STATED TASK:
Write out the complete material exactly as it stands.

RAW RECORDS:

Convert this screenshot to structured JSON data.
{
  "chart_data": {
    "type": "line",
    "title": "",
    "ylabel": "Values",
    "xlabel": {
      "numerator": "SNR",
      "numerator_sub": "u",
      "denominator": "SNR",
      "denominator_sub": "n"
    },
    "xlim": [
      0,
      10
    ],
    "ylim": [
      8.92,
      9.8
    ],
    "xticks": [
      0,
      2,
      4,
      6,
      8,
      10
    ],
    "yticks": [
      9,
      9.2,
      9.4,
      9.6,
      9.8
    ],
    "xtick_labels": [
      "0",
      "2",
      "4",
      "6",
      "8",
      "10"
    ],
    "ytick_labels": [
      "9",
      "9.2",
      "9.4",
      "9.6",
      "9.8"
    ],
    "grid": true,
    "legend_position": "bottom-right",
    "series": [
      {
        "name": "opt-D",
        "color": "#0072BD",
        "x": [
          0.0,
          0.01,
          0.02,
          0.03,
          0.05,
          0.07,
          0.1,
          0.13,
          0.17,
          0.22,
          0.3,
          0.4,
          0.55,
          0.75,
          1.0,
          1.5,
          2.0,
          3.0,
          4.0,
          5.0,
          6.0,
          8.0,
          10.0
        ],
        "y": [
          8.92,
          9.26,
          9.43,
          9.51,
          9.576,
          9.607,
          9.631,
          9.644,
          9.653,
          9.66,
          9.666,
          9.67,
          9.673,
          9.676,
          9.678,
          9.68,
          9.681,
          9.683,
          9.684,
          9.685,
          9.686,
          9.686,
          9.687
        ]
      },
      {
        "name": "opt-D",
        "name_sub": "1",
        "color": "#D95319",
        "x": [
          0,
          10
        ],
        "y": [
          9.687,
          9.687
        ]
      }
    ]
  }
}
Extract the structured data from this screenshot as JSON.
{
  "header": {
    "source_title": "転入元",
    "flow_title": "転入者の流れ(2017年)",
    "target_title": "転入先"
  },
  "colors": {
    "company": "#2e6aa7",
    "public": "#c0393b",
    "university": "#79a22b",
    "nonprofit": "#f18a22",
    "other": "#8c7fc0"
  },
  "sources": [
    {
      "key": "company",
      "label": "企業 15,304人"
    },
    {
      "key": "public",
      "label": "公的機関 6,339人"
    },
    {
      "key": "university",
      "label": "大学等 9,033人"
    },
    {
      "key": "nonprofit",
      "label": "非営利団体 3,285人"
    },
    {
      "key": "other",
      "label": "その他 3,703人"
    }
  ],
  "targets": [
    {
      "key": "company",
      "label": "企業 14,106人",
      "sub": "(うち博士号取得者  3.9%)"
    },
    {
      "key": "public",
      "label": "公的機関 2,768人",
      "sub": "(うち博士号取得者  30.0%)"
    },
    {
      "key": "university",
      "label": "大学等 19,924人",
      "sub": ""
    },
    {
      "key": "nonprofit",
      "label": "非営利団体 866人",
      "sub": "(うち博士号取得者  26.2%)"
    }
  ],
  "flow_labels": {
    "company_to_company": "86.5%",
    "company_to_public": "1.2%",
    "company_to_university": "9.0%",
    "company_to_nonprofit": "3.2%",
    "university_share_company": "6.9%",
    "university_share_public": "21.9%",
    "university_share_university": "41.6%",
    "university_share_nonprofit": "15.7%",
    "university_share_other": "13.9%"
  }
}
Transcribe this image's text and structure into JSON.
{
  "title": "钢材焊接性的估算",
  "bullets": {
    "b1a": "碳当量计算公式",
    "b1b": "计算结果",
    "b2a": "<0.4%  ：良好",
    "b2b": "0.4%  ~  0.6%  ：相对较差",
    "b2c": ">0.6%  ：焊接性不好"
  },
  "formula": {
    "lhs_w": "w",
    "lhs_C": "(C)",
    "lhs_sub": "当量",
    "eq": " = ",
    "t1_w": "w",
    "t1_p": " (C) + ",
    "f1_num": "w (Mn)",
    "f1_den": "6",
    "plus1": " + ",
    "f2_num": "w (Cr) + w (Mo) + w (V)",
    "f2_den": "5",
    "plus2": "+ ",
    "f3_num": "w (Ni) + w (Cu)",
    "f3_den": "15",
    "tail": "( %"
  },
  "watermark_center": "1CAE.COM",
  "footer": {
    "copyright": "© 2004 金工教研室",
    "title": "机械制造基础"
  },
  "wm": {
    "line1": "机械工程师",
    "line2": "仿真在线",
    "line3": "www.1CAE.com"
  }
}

IN RESPONSE:
Convert this screenshot to structured JSON data.
{
  "chart_data": {
    "type": "line",
    "title": "",
    "ylabel": "Values",
    "xlabel": {
      "numerator": "SNR",
      "numerator_sub": "u",
      "denominator": "SNR",
      "denominator_sub": "n"
    },
    "xlim": [
      0,
      10
    ],
    "ylim": [
      8.92,
      9.8
    ],
    "xticks": [
      0,
      2,
      4,
      6,
      8,
      10
    ],
    "yticks": [
      9,
      9.2,
      9.4,
      9.6,
      9.8
    ],
    "xtick_labels": [
      "0",
      "2",
      "4",
      "6",
      "8",
      "10"
    ],
    "ytick_labels": [
      "9",
      "9.2",
      "9.4",
      "9.6",
      "9.8"
    ],
    "grid": true,
    "legend_position": "bottom-right",
    "series": [
      {
        "name": "opt-D",
        "color": "#0072BD",
        "x": [
          0.0,
          0.01,
          0.02,
          0.03,
          0.05,
          0.07,
          0.1,
          0.13,
          0.17,
          0.22,
          0.3,
          0.4,
          0.55,
          0.75,
          1.0,
          1.5,
          2.0,
          3.0,
          4.0,
          5.0,
          6.0,
          8.0,
          10.0
        ],
        "y": [
          8.92,
          9.26,
          9.43,
          9.51,
          9.576,
          9.607,
          9.631,
          9.644,
          9.653,
          9.66,
          9.666,
          9.67,
          9.673,
          9.676,
          9.678,
          9.68,
          9.681,
          9.683,
          9.684,
          9.685,
          9.686,
          9.686,
          9.687
        ]
      },
      {
        "name": "opt-D",
        "name_sub": "1",
        "color": "#D95319",
        "x": [
          0,
          10
        ],
        "y": [
          9.687,
          9.687
        ]
      }
    ]
  }
}
Extract the structured data from this screenshot as JSON.
{
  "header": {
    "source_title": "転入元",
    "flow_title": "転入者の流れ(2017年)",
    "target_title": "転入先"
  },
  "colors": {
    "company": "#2e6aa7",
    "public": "#c0393b",
    "university": "#79a22b",
    "nonprofit": "#f18a22",
    "other": "#8c7fc0"
  },
  "sources": [
    {
      "key": "company",
      "label": "企業 15,304人"
    },
    {
      "key": "public",
      "label": "公的機関 6,339人"
    },
    {
      "key": "university",
      "label": "大学等 9,033人"
    },
    {
      "key": "nonprofit",
      "label": "非営利団体 3,285人"
    },
    {
      "key": "other",
      "label": "その他 3,703人"
    }
  ],
  "targets": [
    {
      "key": "company",
      "label": "企業 14,106人",
      "sub": "(うち博士号取得者  3.9%)"
    },
    {
      "key": "public",
      "label": "公的機関 2,768人",
      "sub": "(うち博士号取得者  30.0%)"
    },
    {
      "key": "university",
      "label": "大学等 19,924人",
      "sub": ""
    },
    {
      "key": "nonprofit",
      "label": "非営利団体 866人",
      "sub": "(うち博士号取得者  26.2%)"
    }
  ],
  "flow_labels": {
    "company_to_company": "86.5%",
    "company_to_public": "1.2%",
    "company_to_university": "9.0%",
    "company_to_nonprofit": "3.2%",
    "university_share_company": "6.9%",
    "university_share_public": "21.9%",
    "university_share_university": "41.6%",
    "university_share_nonprofit": "15.7%",
    "university_share_other": "13.9%"
  }
}
Transcribe this image's text and structure into JSON.
{
  "title": "钢材焊接性的估算",
  "bullets": {
    "b1a": "碳当量计算公式",
    "b1b": "计算结果",
    "b2a": "<0.4%  ：良好",
    "b2b": "0.4%  ~  0.6%  ：相对较差",
    "b2c": ">0.6%  ：焊接性不好"
  },
  "formula": {
    "lhs_w": "w",
    "lhs_C": "(C)",
    "lhs_sub": "当量",
    "eq": " = ",
    "t1_w": "w",
    "t1_p": " (C) + ",
    "f1_num": "w (Mn)",
    "f1_den": "6",
    "plus1": " + ",
    "f2_num": "w (Cr) + w (Mo) + w (V)",
    "f2_den": "5",
    "plus2": "+ ",
    "f3_num": "w (Ni) + w (Cu)",
    "f3_den": "15",
    "tail": "( %"
  },
  "watermark_center": "1CAE.COM",
  "footer": {
    "copyright": "© 2004 金工教研室",
    "title": "机械制造基础"
  },
  "wm": {
    "line1": "机械工程师",
    "line2": "仿真在线",
    "line3": "www.1CAE.com"
  }
}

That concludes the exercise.